--- START Record set ---
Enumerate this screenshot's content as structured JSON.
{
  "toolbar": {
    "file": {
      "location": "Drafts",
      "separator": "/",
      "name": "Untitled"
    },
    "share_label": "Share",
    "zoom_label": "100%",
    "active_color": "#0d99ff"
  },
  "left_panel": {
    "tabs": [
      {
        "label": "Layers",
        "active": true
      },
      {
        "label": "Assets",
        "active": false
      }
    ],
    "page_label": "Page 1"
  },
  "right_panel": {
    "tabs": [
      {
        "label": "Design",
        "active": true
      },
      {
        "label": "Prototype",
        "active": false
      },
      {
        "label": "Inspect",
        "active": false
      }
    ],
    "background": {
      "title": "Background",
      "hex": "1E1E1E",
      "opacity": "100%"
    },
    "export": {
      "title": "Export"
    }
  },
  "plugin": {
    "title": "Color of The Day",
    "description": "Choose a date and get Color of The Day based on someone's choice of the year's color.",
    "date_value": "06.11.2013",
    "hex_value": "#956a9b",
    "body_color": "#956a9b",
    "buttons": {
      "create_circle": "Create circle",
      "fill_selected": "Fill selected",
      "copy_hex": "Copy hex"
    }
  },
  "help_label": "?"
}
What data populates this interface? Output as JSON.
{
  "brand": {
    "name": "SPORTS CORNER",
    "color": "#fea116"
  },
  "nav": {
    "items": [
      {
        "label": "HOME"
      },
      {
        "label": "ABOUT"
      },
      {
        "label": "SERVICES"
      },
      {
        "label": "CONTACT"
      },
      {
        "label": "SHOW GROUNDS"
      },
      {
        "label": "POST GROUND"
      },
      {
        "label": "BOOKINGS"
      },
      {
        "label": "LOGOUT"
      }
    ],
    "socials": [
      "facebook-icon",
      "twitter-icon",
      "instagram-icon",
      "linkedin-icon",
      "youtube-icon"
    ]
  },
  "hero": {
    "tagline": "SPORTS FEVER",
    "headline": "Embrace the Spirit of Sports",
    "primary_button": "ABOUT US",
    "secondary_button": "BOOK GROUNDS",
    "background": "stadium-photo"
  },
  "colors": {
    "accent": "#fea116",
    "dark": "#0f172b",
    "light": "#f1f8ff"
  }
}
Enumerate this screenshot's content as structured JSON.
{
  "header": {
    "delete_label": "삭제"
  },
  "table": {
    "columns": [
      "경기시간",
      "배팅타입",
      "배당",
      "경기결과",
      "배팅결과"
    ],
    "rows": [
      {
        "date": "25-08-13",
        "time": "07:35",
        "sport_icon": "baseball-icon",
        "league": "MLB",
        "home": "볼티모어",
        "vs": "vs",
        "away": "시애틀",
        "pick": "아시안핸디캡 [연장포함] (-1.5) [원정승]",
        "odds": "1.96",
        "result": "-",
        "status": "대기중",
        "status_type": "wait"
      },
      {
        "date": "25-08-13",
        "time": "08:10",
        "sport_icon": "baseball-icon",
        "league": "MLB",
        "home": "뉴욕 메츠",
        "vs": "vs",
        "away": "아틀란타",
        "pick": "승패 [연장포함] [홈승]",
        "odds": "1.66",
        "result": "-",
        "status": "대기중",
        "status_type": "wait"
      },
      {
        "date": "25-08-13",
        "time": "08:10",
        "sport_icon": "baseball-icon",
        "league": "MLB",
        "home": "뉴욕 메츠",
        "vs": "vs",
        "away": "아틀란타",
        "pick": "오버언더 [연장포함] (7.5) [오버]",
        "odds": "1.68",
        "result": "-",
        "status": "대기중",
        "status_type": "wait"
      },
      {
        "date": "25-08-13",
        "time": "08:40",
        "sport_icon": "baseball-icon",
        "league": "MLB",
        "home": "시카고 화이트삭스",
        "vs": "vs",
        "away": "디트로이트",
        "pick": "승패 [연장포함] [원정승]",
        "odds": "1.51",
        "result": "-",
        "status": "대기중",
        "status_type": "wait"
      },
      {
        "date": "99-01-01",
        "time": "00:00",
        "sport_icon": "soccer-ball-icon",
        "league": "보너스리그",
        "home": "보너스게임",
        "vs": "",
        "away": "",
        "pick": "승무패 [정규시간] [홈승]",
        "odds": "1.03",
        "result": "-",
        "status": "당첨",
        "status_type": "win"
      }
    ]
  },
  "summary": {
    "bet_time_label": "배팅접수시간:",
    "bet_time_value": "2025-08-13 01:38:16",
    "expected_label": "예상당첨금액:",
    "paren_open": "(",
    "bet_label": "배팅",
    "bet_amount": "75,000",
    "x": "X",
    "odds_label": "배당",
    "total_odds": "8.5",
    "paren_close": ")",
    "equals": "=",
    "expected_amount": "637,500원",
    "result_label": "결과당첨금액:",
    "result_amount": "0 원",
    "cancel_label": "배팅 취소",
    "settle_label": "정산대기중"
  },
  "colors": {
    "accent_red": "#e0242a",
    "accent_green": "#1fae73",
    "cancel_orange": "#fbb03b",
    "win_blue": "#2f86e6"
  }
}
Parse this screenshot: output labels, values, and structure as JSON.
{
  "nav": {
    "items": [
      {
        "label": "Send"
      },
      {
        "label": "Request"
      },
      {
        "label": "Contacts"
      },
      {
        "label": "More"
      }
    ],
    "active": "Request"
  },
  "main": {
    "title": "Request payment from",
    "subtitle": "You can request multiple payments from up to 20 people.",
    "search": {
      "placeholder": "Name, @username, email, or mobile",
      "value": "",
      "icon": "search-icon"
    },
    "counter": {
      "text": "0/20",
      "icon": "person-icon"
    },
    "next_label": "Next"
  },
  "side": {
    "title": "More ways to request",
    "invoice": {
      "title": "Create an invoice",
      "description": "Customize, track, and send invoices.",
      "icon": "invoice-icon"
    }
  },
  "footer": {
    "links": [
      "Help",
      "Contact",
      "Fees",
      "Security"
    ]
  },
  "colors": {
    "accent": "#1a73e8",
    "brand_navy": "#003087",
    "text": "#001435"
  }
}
--- END Record set ---
Repeat every line of the material exactly as given.

Enumerate this screenshot's content as structured JSON.
{
  "toolbar": {
    "file": {
      "location": "Drafts",
      "separator": "/",
      "name": "Untitled"
    },
    "share_label": "Share",
    "zoom_label": "100%",
    "active_color": "#0d99ff"
  },
  "left_panel": {
    "tabs": [
      {
        "label": "Layers",
        "active": true
      },
      {
        "label": "Assets",
        "active": false
      }
    ],
    "page_label": "Page 1"
  },
  "right_panel": {
    "tabs": [
      {
        "label": "Design",
        "active": true
      },
      {
        "label": "Prototype",
        "active": false
      },
      {
        "label": "Inspect",
        "active": false
      }
    ],
    "background": {
      "title": "Background",
      "hex": "1E1E1E",
      "opacity": "100%"
    },
    "export": {
      "title": "Export"
    }
  },
  "plugin": {
    "title": "Color of The Day",
    "description": "Choose a date and get Color of The Day based on someone's choice of the year's color.",
    "date_value": "06.11.2013",
    "hex_value": "#956a9b",
    "body_color": "#956a9b",
    "buttons": {
      "create_circle": "Create circle",
      "fill_selected": "Fill selected",
      "copy_hex": "Copy hex"
    }
  },
  "help_label": "?"
}
What data populates this interface? Output as JSON.
{
  "brand": {
    "name": "SPORTS CORNER",
    "color": "#fea116"
  },
  "nav": {
    "items": [
      {
        "label": "HOME"
      },
      {
        "label": "ABOUT"
      },
      {
        "label": "SERVICES"
      },
      {
        "label": "CONTACT"
      },
      {
        "label": "SHOW GROUNDS"
      },
      {
        "label": "POST GROUND"
      },
      {
        "label": "BOOKINGS"
      },
      {
        "label": "LOGOUT"
      }
    ],
    "socials": [
      "facebook-icon",
      "twitter-icon",
      "instagram-icon",
      "linkedin-icon",
      "youtube-icon"
    ]
  },
  "hero": {
    "tagline": "SPORTS FEVER",
    "headline": "Embrace the Spirit of Sports",
    "primary_button": "ABOUT US",
    "secondary_button": "BOOK GROUNDS",
    "background": "stadium-photo"
  },
  "colors": {
    "accent": "#fea116",
    "dark": "#0f172b",
    "light": "#f1f8ff"
  }
}
Enumerate this screenshot's content as structured JSON.
{
  "header": {
    "delete_label": "삭제"
  },
  "table": {
    "columns": [
      "경기시간",
      "배팅타입",
      "배당",
      "경기결과",
      "배팅결과"
    ],
    "rows": [
      {
        "date": "25-08-13",
        "time": "07:35",
        "sport_icon": "baseball-icon",
        "league": "MLB",
        "home": "볼티모어",
        "vs": "vs",
        "away": "시애틀",
        "pick": "아시안핸디캡 [연장포함] (-1.5) [원정승]",
        "odds": "1.96",
        "result": "-",
        "status": "대기중",
        "status_type": "wait"
      },
      {
        "date": "25-08-13",
        "time": "08:10",
        "sport_icon": "baseball-icon",
        "league": "MLB",
        "home": "뉴욕 메츠",
        "vs": "vs",
        "away": "아틀란타",
        "pick": "승패 [연장포함] [홈승]",
        "odds": "1.66",
        "result": "-",
        "status": "대기중",
        "status_type": "wait"
      },
      {
        "date": "25-08-13",
        "time": "08:10",
        "sport_icon": "baseball-icon",
        "league": "MLB",
        "home": "뉴욕 메츠",
        "vs": "vs",
        "away": "아틀란타",
        "pick": "오버언더 [연장포함] (7.5) [오버]",
        "odds": "1.68",
        "result": "-",
        "status": "대기중",
        "status_type": "wait"
      },
      {
        "date": "25-08-13",
        "time": "08:40",
        "sport_icon": "baseball-icon",
        "league": "MLB",
        "home": "시카고 화이트삭스",
        "vs": "vs",
        "away": "디트로이트",
        "pick": "승패 [연장포함] [원정승]",
        "odds": "1.51",
        "result": "-",
        "status": "대기중",
        "status_type": "wait"
      },
      {
        "date": "99-01-01",
        "time": "00:00",
        "sport_icon": "soccer-ball-icon",
        "league": "보너스리그",
        "home": "보너스게임",
        "vs": "",
        "away": "",
        "pick": "승무패 [정규시간] [홈승]",
        "odds": "1.03",
        "result": "-",
        "status": "당첨",
        "status_type": "win"
      }
    ]
  },
  "summary": {
    "bet_time_label": "배팅접수시간:",
    "bet_time_value": "2025-08-13 01:38:16",
    "expected_label": "예상당첨금액:",
    "paren_open": "(",
    "bet_label": "배팅",
    "bet_amount": "75,000",
    "x": "X",
    "odds_label": "배당",
    "total_odds": "8.5",
    "paren_close": ")",
    "equals": "=",
    "expected_amount": "637,500원",
    "result_label": "결과당첨금액:",
    "result_amount": "0 원",
    "cancel_label": "배팅 취소",
    "settle_label": "정산대기중"
  },
  "colors": {
    "accent_red": "#e0242a",
    "accent_green": "#1fae73",
    "cancel_orange": "#fbb03b",
    "win_blue": "#2f86e6"
  }
}
Parse this screenshot: output labels, values, and structure as JSON.
{
  "nav": {
    "items": [
      {
        "label": "Send"
      },
      {
        "label": "Request"
      },
      {
        "label": "Contacts"
      },
      {
        "label": "More"
      }
    ],
    "active": "Request"
  },
  "main": {
    "title": "Request payment from",
    "subtitle": "You can request multiple payments from up to 20 people.",
    "search": {
      "placeholder": "Name, @username, email, or mobile",
      "value": "",
      "icon": "search-icon"
    },
    "counter": {
      "text": "0/20",
      "icon": "person-icon"
    },
    "next_label": "Next"
  },
  "side": {
    "title": "More ways to request",
    "invoice": {
      "title": "Create an invoice",
      "description": "Customize, track, and send invoices.",
      "icon": "invoice-icon"
    }
  },
  "footer": {
    "links": [
      "Help",
      "Contact",
      "Fees",
      "Security"
    ]
  },
  "colors": {
    "accent": "#1a73e8",
    "brand_navy": "#003087",
    "text": "#001435"
  }
}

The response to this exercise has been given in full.